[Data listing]
※ ※ ※
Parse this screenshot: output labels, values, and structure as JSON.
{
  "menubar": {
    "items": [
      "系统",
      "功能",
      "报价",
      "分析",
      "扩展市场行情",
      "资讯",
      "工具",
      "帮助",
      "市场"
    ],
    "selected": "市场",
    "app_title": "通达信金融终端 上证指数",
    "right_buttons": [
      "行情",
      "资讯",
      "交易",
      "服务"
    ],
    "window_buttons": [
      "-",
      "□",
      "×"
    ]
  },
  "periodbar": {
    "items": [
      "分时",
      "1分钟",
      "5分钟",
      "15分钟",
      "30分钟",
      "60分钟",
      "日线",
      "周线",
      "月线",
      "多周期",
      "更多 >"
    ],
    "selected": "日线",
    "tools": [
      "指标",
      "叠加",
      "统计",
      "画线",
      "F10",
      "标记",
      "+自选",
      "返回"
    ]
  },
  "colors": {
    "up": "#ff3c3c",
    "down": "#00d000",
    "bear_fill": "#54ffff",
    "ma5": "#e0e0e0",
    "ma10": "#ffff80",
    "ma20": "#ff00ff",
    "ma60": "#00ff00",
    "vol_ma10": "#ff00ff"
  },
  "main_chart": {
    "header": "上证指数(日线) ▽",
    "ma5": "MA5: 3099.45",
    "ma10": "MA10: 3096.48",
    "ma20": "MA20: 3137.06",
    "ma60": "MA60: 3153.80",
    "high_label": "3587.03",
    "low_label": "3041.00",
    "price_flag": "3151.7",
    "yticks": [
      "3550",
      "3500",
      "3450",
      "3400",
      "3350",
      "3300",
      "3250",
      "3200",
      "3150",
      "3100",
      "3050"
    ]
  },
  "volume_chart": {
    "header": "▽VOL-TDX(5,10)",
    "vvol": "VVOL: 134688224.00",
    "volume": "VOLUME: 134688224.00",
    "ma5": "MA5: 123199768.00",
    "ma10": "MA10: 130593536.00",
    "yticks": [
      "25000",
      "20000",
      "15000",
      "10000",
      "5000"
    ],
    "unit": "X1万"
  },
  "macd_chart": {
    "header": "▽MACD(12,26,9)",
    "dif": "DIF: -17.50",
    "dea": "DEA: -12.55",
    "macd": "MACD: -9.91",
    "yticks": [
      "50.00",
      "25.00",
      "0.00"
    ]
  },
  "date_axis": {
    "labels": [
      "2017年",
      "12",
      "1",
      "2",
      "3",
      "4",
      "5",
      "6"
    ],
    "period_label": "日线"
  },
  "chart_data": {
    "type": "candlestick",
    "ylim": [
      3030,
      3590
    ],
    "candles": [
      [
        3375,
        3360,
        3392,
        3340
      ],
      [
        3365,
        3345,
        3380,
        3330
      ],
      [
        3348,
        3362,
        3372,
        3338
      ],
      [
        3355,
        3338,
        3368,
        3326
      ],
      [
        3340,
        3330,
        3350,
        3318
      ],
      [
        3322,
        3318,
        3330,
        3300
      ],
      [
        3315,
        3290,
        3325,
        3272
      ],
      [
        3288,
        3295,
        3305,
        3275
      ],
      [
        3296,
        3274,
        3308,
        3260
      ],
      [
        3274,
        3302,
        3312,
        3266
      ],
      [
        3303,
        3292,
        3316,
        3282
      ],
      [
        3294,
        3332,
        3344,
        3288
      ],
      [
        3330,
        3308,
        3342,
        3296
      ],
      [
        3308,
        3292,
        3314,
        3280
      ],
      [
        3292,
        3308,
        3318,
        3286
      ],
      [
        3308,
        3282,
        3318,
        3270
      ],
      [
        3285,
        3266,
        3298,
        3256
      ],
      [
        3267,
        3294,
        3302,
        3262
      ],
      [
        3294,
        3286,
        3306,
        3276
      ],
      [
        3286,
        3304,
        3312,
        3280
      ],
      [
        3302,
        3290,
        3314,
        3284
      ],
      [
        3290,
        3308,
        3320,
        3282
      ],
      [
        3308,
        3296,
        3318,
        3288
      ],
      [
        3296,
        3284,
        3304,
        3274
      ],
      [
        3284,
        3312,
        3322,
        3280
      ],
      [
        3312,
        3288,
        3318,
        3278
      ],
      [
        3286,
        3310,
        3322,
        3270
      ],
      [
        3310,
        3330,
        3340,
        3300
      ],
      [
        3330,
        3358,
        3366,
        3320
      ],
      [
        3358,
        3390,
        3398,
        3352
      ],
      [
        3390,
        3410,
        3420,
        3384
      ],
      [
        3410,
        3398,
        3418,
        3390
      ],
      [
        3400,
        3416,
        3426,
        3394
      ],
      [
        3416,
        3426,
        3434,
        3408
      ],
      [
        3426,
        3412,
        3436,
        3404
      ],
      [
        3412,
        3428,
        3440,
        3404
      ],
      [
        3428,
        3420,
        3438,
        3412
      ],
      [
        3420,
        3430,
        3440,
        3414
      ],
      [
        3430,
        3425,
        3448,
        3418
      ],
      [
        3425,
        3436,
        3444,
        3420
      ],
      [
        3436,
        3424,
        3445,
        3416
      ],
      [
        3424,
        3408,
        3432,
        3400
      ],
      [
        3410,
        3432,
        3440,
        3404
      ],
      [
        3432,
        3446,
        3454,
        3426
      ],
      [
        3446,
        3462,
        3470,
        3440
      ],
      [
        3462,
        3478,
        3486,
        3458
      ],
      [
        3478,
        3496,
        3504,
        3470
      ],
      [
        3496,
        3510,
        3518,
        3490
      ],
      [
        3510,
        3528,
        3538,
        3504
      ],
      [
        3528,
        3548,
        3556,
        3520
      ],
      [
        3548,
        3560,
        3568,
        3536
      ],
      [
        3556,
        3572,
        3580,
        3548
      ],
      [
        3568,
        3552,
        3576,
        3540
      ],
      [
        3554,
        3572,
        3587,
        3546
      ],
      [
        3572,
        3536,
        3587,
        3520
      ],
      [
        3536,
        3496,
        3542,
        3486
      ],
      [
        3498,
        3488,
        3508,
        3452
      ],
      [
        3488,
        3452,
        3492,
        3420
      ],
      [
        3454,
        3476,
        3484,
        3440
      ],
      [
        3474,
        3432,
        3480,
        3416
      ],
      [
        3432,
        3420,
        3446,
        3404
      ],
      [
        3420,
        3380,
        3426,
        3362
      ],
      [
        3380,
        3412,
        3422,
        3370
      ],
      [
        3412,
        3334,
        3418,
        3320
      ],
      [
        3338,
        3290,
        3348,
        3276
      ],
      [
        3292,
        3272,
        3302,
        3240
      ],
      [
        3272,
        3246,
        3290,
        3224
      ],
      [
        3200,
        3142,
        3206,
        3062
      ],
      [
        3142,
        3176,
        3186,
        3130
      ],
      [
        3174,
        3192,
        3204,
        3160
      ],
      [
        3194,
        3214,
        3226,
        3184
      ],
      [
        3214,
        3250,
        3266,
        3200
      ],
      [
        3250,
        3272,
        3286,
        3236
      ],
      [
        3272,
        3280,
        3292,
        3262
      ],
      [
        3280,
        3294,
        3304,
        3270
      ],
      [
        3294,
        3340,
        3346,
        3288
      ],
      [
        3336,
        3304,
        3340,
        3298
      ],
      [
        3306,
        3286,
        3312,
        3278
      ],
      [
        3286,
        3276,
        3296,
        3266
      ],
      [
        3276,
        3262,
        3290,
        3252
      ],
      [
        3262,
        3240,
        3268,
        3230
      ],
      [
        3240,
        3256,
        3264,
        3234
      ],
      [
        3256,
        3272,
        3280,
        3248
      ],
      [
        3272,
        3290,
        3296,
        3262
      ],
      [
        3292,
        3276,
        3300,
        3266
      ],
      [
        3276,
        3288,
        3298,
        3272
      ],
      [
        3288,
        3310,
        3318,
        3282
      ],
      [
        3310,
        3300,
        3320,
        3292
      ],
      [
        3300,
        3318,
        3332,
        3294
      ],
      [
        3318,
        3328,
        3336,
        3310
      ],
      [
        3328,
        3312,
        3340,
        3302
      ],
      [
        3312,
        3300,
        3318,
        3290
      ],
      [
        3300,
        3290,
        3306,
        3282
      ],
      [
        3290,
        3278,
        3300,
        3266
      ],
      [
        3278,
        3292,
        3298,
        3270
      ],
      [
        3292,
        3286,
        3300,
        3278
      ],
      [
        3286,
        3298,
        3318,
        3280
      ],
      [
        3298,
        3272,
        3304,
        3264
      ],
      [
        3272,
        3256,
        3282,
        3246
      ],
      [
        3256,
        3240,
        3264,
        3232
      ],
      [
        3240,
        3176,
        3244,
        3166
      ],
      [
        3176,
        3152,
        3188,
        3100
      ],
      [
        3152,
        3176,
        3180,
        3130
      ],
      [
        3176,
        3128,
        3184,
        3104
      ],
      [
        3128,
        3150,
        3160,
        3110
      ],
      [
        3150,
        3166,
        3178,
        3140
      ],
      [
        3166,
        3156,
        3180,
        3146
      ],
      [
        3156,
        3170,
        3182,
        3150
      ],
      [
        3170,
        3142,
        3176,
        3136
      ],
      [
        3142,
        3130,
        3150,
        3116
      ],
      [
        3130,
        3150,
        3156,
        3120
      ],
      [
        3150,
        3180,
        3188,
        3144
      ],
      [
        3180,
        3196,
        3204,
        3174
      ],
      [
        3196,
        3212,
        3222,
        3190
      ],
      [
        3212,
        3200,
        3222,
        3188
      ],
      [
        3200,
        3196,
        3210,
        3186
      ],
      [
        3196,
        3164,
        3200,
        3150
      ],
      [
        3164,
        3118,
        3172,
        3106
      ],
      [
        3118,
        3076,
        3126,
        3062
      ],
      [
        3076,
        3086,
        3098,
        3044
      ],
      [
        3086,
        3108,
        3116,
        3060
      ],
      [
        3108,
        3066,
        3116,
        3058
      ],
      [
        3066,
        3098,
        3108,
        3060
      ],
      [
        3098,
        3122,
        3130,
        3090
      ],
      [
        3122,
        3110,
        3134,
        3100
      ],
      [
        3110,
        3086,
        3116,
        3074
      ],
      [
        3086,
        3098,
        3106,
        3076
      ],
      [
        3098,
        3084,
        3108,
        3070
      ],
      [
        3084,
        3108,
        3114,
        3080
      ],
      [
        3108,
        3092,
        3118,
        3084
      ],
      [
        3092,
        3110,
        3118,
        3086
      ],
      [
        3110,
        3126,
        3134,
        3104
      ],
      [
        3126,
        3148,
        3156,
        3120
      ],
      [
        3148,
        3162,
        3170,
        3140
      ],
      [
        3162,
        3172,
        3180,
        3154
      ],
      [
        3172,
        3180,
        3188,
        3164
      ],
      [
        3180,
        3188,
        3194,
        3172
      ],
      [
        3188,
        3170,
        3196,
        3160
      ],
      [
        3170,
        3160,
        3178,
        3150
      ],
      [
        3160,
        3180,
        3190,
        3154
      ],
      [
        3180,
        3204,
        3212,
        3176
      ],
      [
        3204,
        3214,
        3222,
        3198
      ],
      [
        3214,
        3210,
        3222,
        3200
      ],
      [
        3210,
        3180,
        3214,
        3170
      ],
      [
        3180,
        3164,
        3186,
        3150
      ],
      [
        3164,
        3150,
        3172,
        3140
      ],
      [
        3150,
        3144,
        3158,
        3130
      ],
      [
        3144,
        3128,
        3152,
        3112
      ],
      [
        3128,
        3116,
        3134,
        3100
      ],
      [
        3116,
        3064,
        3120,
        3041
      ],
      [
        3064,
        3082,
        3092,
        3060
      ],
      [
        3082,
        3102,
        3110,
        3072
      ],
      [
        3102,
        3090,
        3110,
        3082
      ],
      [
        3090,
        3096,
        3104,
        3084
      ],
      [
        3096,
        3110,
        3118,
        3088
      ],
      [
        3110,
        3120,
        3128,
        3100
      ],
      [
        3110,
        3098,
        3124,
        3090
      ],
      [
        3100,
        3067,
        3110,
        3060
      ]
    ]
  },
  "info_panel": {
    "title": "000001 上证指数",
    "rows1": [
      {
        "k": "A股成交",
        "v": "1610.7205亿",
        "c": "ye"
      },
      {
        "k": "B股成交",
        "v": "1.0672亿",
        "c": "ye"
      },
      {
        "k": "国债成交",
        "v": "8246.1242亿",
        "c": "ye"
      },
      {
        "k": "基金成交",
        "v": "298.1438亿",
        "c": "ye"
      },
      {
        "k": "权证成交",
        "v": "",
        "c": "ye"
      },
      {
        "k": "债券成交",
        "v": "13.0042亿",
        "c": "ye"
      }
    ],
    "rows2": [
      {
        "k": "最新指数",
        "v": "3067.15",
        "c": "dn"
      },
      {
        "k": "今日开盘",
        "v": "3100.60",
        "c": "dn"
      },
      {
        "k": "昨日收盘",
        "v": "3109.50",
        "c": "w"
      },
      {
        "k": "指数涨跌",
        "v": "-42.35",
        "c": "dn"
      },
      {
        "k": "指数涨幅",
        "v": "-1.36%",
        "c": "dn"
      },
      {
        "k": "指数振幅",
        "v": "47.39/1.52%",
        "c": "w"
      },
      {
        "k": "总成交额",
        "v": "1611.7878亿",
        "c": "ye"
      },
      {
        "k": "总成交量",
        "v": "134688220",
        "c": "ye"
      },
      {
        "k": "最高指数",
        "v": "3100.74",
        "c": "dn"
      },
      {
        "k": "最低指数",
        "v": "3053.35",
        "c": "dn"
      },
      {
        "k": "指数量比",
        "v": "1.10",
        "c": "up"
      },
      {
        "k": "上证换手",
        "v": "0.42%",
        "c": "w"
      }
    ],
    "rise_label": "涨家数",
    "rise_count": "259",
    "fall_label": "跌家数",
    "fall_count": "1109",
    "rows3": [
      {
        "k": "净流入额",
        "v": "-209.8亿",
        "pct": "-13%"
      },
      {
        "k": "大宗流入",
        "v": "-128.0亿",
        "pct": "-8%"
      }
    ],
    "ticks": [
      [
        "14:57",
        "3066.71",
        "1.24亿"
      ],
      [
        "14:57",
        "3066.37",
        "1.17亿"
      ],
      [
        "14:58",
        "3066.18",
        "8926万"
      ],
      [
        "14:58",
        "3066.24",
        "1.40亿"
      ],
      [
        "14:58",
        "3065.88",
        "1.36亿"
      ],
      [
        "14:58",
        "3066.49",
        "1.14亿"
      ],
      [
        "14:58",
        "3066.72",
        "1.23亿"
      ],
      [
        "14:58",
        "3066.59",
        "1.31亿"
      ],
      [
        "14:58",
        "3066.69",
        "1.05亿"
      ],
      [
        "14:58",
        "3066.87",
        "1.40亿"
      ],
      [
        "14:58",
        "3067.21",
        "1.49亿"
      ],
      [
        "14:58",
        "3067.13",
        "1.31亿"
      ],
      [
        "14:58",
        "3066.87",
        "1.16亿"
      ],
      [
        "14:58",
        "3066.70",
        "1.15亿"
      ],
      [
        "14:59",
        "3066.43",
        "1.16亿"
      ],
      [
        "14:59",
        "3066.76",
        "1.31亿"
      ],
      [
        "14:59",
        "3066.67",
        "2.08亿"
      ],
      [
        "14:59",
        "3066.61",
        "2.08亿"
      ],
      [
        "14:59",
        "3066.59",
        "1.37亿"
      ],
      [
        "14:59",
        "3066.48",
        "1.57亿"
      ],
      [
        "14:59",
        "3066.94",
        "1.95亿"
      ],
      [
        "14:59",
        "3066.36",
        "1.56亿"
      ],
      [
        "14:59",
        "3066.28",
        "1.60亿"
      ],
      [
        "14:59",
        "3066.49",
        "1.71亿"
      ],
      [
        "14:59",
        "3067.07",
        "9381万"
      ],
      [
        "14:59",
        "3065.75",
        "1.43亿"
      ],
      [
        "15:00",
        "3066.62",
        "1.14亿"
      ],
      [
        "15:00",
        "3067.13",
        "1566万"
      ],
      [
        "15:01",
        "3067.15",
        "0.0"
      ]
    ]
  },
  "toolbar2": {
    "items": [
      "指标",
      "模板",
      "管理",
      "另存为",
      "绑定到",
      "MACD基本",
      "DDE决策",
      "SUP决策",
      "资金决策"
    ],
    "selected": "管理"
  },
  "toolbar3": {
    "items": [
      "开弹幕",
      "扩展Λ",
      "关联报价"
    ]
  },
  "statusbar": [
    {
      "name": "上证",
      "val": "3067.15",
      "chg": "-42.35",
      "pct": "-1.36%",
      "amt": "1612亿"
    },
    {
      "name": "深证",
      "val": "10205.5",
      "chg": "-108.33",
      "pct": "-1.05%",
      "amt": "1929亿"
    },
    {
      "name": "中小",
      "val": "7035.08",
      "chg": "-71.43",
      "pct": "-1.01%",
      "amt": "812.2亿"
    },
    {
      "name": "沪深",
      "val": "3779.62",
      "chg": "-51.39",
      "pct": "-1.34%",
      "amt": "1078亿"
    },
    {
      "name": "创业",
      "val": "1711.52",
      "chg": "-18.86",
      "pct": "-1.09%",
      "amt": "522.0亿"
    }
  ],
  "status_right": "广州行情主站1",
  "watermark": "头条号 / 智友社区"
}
※ ※ ※
● WHAT YOU HAVE TO DO
Check each line above for the string "labels" and show the ones that have it.

● RESPONSE BELOW
Parse this screenshot: output labels, values, and structure as JSON.
    "labels": [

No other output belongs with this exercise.